== TO DO ==
Read the records below. Copy each line where the string "Aufenthaltserlaubnis" occurs.

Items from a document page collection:
-----
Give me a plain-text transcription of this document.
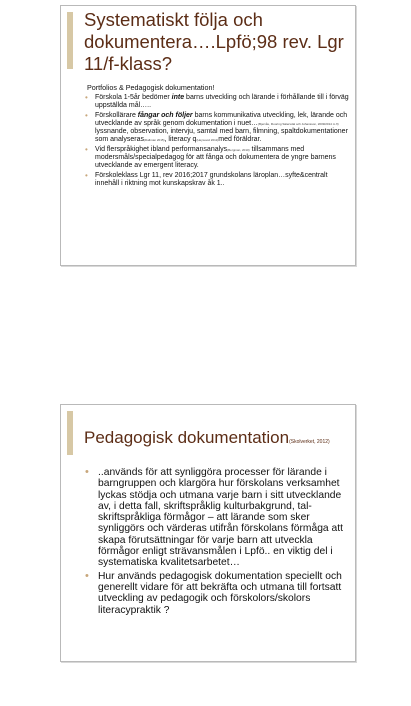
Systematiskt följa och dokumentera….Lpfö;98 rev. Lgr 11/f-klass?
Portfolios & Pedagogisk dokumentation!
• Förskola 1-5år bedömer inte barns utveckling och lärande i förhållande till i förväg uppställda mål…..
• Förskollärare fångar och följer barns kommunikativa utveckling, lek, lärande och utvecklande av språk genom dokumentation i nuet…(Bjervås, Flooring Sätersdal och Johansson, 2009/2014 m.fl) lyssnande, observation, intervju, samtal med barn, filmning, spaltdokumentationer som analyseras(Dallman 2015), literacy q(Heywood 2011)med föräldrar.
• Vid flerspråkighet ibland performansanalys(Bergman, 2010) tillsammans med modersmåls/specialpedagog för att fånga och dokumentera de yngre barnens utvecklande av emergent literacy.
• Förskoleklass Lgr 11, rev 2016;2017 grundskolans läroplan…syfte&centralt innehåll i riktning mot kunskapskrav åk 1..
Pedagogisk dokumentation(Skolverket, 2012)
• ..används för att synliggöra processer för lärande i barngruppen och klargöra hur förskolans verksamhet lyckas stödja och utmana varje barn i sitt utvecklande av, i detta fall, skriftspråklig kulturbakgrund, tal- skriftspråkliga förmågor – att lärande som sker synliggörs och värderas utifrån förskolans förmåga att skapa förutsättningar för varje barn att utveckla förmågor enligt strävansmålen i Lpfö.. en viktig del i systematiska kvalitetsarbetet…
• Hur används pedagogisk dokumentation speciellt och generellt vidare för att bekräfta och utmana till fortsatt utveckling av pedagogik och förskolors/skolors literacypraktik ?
-----
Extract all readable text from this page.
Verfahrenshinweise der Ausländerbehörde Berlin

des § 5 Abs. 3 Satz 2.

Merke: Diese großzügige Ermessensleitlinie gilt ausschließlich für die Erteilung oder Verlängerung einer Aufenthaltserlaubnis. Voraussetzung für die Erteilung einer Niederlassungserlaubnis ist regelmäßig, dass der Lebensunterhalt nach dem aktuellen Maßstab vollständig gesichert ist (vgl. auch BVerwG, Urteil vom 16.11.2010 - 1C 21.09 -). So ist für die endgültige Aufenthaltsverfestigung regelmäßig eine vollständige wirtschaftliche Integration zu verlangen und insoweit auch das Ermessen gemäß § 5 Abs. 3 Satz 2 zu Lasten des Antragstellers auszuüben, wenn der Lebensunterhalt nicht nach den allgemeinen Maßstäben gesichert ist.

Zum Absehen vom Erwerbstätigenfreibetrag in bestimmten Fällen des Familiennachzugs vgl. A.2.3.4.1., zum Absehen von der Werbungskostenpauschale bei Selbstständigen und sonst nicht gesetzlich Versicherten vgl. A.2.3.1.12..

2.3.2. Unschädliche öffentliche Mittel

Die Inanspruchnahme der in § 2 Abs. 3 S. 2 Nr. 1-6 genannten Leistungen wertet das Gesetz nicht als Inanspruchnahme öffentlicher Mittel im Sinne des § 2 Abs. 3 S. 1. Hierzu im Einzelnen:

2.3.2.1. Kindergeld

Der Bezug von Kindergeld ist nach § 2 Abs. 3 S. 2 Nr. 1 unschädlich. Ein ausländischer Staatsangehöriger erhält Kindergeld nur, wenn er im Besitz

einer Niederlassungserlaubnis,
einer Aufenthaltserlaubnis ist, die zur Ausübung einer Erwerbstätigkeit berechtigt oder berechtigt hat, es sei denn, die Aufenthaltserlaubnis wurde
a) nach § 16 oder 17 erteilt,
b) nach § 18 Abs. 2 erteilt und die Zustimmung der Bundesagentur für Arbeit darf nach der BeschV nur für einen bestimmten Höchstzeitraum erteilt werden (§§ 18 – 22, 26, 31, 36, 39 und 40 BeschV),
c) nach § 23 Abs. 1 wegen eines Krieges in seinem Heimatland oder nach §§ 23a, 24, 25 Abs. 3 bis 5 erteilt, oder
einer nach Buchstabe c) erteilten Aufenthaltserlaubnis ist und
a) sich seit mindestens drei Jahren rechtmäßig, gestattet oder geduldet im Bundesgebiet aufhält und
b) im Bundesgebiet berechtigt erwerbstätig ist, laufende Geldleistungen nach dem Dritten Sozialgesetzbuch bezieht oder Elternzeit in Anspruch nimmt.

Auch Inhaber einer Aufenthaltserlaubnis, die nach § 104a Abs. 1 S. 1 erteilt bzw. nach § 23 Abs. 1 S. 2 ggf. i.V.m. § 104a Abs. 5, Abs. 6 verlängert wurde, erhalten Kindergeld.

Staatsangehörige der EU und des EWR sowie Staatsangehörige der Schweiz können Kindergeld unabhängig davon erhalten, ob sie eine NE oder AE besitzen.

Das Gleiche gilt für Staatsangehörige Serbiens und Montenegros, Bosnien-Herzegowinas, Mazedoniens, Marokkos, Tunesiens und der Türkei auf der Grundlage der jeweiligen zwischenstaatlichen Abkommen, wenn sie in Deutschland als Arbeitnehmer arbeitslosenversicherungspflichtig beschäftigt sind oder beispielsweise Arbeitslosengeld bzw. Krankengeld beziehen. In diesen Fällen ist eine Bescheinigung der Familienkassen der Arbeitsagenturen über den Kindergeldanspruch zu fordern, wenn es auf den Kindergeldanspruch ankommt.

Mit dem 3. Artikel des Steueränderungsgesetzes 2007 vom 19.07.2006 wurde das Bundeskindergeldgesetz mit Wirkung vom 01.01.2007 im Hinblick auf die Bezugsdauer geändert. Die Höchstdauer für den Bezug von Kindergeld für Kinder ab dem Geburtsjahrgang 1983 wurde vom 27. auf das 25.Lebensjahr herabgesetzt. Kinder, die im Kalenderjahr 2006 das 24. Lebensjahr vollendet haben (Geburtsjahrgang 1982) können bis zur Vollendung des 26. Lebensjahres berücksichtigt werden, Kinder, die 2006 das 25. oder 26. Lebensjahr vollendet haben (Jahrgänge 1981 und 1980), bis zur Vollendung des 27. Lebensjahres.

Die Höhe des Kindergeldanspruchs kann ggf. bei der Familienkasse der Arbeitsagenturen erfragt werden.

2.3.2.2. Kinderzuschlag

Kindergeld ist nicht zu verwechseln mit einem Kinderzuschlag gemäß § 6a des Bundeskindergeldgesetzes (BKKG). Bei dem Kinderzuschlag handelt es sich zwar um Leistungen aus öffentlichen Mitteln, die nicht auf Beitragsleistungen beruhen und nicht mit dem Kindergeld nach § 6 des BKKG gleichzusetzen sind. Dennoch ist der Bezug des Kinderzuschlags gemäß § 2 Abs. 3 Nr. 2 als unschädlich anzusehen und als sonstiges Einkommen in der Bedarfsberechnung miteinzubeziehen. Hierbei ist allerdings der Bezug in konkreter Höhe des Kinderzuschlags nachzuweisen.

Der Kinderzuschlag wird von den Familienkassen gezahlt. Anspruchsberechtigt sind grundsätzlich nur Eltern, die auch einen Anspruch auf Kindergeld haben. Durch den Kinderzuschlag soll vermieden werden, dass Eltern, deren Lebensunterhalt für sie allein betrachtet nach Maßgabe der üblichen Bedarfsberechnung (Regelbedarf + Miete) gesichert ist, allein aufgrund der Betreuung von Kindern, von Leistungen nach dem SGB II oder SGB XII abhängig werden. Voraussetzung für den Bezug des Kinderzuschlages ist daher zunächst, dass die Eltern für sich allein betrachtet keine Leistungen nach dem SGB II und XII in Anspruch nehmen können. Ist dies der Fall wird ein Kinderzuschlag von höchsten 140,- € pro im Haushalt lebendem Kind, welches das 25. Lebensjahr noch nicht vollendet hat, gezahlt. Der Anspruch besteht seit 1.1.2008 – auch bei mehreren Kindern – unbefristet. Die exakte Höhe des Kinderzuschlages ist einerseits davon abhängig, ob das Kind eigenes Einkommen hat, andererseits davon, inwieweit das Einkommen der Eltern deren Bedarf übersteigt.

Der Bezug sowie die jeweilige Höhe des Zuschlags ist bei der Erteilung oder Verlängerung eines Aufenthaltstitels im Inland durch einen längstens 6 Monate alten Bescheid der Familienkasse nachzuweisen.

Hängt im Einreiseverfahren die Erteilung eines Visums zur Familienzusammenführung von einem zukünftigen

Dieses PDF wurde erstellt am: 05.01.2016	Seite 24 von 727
-----
== ANSWER SPACE ==
Merke: Diese großzügige Ermessensleitlinie gilt ausschließlich für die Erteilung oder Verlängerung einer Aufenthaltserlaubnis. Voraussetzung für die Erteilung einer Niederlassungserlaubnis ist regelmäßig, dass der Lebensunterhalt nach dem aktuellen Maßstab vollständig gesichert ist (vgl. auch BVerwG, Urteil vom 16.11.2010 - 1C 21.09 -). So ist für die endgültige Aufenthaltsverfestigung regelmäßig eine vollständige wirtschaftliche Integration zu verlangen und insoweit auch das Ermessen gemäß § 5 Abs. 3 Satz 2 zu Lasten des Antragstellers auszuüben, wenn der Lebensunterhalt nicht nach den allgemeinen Maßstäben gesichert ist.
einer Aufenthaltserlaubnis ist, die zur Ausübung einer Erwerbstätigkeit berechtigt oder berechtigt hat, es sei denn, die Aufenthaltserlaubnis wurde
einer nach Buchstabe c) erteilten Aufenthaltserlaubnis ist und
Auch Inhaber einer Aufenthaltserlaubnis, die nach § 104a Abs. 1 S. 1 erteilt bzw. nach § 23 Abs. 1 S. 2 ggf. i.V.m. § 104a Abs. 5, Abs. 6 verlängert wurde, erhalten Kindergeld.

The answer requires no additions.